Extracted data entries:
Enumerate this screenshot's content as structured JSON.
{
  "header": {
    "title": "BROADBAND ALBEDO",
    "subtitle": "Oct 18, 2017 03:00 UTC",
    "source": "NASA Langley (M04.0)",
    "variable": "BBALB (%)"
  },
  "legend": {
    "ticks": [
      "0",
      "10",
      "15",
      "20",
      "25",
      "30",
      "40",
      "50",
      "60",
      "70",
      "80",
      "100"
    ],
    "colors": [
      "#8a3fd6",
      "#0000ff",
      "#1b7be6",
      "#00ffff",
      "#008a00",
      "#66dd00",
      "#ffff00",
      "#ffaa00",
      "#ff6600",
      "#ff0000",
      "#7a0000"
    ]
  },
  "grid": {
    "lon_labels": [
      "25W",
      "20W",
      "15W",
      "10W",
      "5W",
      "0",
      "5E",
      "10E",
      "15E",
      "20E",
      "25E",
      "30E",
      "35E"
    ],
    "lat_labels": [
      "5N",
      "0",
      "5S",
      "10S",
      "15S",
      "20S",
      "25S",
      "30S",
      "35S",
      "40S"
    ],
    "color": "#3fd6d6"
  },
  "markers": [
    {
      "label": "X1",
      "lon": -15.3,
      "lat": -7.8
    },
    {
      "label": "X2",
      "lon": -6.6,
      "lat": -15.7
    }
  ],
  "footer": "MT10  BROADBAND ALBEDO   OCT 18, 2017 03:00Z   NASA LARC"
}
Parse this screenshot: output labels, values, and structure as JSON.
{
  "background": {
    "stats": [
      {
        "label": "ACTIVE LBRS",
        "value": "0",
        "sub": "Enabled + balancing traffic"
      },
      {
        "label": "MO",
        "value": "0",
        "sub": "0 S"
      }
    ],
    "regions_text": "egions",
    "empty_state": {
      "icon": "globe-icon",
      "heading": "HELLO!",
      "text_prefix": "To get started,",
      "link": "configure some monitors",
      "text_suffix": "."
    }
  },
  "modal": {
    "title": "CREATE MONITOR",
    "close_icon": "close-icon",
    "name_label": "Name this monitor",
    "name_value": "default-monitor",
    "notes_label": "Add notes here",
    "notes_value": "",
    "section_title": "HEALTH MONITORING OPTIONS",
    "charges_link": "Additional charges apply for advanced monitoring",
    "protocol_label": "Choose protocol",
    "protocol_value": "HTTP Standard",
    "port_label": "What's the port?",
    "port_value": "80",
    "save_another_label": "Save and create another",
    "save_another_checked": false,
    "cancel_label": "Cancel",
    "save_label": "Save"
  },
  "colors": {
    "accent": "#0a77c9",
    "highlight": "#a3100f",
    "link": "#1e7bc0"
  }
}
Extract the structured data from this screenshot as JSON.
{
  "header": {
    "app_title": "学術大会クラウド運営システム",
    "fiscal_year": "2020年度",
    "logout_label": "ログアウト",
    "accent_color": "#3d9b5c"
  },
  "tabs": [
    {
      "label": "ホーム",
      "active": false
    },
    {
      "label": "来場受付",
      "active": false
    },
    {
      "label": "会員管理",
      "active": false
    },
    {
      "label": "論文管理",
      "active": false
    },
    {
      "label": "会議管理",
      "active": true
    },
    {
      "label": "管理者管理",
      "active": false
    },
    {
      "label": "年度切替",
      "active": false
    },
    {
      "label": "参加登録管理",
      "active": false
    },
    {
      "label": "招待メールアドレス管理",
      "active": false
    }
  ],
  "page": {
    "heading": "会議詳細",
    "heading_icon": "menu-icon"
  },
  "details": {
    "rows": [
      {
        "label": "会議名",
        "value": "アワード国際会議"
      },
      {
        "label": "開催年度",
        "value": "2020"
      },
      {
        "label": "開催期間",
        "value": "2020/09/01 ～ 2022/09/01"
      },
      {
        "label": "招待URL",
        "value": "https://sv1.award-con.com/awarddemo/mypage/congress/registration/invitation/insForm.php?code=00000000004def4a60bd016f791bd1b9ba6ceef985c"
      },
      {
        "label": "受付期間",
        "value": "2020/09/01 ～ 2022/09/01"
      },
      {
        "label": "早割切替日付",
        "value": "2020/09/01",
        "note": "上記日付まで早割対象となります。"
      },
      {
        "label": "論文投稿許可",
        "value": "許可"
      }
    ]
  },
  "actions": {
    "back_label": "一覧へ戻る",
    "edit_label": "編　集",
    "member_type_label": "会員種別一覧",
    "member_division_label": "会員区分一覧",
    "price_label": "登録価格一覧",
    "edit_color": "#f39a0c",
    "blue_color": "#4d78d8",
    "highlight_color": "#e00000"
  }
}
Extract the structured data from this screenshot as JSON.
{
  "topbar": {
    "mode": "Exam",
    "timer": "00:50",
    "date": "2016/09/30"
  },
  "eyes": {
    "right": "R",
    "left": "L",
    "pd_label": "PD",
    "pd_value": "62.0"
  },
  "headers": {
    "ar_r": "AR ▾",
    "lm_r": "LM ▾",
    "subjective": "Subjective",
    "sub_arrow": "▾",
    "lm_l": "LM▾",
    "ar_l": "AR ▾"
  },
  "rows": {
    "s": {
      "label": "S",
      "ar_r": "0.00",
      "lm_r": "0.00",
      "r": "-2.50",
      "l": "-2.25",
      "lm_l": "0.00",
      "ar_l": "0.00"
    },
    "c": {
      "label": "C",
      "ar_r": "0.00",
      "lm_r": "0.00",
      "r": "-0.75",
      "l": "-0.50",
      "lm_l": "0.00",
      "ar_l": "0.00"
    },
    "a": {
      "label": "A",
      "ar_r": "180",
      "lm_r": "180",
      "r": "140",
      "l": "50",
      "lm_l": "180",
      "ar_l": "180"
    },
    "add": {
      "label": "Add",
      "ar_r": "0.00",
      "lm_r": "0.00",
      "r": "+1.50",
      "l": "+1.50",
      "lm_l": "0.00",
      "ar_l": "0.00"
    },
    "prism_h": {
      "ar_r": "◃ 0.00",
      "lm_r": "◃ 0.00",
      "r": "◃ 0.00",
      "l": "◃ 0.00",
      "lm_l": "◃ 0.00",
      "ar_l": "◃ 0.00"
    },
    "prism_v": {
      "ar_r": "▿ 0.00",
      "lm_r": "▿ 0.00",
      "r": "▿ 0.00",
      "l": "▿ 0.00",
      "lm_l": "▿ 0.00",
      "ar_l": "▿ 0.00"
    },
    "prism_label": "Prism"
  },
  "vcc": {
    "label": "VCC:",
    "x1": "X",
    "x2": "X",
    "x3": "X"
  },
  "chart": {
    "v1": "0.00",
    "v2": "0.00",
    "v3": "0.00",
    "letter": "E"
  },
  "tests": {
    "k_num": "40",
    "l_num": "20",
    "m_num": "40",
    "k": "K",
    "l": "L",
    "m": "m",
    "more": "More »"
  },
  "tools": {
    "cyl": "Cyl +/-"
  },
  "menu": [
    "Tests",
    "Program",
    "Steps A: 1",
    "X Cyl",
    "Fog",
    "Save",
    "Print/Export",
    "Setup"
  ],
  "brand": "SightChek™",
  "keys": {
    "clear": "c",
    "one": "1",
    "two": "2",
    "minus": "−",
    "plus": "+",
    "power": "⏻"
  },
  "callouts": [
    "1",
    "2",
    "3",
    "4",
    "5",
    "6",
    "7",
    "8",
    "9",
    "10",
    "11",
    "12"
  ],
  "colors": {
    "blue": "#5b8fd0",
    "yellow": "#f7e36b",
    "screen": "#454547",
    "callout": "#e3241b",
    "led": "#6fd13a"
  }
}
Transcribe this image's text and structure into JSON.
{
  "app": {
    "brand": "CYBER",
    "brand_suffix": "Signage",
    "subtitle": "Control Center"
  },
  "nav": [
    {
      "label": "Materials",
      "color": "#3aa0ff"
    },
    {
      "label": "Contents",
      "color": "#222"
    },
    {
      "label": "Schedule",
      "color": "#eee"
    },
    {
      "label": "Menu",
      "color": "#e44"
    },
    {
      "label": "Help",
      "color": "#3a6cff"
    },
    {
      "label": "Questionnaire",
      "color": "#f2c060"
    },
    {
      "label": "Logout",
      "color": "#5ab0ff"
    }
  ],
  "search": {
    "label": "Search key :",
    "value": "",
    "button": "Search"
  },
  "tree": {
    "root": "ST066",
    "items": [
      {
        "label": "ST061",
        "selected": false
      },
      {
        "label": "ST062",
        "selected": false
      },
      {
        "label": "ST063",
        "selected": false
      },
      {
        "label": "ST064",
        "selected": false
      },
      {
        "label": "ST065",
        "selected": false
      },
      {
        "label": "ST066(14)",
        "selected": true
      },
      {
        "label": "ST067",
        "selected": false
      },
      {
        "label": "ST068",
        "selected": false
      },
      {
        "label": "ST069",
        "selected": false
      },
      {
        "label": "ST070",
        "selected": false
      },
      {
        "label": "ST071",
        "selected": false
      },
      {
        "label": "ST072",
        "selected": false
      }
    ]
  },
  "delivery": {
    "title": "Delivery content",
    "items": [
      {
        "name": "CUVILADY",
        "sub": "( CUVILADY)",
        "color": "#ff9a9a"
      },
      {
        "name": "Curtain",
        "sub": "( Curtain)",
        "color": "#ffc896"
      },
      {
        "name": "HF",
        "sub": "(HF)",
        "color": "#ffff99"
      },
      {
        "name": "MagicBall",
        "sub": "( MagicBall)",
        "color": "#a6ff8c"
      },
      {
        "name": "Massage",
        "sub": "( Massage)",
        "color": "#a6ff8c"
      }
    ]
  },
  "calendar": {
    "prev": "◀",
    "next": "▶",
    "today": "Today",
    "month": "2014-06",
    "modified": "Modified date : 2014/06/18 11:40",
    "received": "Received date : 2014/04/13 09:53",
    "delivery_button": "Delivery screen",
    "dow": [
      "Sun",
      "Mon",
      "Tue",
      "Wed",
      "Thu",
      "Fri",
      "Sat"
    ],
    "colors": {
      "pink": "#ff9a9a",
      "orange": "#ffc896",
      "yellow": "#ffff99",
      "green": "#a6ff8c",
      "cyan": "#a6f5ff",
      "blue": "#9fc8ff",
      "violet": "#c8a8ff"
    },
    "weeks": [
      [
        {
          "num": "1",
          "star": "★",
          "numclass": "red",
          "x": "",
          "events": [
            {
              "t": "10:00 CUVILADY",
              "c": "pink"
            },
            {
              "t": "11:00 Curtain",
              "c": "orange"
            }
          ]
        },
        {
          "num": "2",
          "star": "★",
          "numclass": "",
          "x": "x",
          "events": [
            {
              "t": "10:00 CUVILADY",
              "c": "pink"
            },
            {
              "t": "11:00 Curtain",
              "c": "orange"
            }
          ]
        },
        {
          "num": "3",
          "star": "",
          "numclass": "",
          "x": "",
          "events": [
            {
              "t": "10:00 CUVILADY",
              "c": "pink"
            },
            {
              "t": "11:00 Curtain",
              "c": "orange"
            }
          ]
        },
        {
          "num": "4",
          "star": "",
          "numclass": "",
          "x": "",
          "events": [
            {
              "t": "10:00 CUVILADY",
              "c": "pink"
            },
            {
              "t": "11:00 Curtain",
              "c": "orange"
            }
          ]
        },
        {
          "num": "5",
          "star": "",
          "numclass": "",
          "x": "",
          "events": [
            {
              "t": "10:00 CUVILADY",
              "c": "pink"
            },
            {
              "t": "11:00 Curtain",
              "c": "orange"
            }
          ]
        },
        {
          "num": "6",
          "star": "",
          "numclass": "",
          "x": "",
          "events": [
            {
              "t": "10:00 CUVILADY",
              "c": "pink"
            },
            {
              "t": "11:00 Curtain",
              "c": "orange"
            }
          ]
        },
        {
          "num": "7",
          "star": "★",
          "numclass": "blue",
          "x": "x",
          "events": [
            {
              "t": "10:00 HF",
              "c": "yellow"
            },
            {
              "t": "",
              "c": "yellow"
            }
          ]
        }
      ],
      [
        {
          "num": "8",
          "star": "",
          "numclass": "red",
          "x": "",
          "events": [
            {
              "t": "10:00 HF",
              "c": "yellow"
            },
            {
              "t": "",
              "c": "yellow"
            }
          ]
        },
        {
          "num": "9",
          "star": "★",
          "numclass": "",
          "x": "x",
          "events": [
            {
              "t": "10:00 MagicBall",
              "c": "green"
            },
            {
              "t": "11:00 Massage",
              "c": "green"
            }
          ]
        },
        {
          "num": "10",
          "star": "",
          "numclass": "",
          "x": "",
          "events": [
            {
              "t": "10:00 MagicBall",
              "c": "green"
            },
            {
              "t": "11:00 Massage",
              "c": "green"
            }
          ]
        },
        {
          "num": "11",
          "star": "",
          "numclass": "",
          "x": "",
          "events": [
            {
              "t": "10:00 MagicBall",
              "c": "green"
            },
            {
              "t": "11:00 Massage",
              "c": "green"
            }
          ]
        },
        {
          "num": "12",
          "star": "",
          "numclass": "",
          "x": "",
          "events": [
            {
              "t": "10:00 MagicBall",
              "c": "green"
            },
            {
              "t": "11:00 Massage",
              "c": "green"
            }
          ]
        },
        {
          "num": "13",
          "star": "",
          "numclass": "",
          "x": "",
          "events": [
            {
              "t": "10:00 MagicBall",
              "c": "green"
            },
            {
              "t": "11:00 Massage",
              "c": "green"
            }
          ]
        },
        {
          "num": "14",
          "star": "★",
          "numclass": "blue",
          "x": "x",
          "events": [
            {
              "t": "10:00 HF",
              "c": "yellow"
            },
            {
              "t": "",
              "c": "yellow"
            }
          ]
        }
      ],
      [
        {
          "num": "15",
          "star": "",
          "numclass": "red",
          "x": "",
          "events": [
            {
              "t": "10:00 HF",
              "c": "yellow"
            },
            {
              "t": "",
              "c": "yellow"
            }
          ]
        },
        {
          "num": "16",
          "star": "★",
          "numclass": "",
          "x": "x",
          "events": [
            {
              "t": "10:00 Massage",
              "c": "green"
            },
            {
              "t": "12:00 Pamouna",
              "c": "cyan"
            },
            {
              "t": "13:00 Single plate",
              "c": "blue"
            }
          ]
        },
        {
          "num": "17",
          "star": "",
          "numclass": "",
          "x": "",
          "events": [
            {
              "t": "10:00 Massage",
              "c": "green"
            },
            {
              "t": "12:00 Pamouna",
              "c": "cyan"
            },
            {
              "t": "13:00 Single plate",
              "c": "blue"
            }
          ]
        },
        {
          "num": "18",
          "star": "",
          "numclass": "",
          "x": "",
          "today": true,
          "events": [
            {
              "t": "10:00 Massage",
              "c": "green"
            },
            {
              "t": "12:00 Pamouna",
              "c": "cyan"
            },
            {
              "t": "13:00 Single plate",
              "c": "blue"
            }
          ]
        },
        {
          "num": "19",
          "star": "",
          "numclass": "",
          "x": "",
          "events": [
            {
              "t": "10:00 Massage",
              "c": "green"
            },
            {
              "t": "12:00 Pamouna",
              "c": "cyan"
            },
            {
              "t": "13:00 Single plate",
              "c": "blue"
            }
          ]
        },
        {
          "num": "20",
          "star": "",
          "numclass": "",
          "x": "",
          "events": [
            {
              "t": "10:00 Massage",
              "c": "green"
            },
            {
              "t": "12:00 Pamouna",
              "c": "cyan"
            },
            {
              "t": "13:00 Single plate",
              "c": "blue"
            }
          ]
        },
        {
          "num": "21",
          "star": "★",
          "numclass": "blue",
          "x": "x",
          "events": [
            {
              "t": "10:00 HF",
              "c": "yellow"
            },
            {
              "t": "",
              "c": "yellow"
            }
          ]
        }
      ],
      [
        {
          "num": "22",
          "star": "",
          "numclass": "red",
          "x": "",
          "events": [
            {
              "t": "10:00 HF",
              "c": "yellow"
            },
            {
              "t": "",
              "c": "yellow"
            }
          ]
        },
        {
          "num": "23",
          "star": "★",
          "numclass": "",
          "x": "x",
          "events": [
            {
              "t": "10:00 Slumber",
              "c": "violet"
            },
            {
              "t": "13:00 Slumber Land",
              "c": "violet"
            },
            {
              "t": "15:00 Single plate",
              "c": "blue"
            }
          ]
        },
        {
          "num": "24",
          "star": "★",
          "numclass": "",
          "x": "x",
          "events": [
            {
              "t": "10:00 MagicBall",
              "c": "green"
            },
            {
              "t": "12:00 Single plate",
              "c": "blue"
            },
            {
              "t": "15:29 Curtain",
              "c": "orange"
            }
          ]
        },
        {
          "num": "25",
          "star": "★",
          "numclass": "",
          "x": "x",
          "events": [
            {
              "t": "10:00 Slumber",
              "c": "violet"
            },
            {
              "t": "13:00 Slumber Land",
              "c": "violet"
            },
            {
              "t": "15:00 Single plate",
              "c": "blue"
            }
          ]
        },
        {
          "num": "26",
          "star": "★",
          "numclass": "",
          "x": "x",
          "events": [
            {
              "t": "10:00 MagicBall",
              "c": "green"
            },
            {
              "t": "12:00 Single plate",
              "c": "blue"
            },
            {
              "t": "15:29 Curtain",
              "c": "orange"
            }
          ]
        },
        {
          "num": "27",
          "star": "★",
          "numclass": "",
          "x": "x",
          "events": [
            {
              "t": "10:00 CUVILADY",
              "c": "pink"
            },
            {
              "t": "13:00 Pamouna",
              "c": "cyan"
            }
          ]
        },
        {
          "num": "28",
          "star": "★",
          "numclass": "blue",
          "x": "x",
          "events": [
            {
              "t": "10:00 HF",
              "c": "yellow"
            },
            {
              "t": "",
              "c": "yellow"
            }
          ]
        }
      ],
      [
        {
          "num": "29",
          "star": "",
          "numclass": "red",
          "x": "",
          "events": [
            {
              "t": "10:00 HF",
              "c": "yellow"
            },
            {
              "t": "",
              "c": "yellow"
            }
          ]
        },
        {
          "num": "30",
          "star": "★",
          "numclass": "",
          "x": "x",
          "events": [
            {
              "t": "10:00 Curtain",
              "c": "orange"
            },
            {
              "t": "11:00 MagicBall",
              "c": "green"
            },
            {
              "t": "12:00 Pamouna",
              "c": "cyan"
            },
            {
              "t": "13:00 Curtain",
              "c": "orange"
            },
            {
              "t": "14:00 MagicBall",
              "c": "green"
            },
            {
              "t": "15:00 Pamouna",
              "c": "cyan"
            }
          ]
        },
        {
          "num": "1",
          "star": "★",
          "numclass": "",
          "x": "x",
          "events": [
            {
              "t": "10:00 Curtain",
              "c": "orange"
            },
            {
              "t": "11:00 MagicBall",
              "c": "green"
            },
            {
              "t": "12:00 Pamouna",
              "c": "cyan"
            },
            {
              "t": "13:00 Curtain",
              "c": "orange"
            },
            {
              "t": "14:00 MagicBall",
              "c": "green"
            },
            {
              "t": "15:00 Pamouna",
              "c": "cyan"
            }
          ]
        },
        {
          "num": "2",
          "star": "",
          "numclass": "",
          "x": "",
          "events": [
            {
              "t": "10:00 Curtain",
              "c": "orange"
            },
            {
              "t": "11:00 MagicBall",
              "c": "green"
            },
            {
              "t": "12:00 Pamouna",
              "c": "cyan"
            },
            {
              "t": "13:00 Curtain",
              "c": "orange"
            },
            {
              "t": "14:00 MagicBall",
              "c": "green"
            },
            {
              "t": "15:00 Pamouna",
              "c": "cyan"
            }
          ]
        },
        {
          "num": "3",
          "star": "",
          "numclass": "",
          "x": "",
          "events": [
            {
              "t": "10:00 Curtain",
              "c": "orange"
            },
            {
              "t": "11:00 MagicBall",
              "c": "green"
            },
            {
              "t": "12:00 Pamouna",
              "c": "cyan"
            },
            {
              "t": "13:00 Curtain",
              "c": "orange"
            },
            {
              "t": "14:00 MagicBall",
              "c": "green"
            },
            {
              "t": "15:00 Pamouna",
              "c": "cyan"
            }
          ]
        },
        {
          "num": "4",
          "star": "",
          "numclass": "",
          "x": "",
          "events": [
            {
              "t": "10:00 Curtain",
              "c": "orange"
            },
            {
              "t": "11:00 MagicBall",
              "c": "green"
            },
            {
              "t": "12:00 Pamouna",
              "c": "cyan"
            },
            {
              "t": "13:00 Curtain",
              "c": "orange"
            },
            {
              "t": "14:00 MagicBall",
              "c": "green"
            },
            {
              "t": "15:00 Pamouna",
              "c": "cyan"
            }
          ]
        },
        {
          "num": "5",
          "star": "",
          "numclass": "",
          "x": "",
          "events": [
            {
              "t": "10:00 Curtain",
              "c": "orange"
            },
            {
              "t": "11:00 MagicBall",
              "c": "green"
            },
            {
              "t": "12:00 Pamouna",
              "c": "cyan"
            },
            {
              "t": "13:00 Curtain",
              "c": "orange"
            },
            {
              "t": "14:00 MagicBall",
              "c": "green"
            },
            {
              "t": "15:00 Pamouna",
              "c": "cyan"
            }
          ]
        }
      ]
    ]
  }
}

__Exercise__: For this exercise, gather every line of the data that contains the word "icon".

__Answer to this problem__:
      "icon": "globe-icon",
    "close_icon": "close-icon",
    "heading_icon": "menu-icon"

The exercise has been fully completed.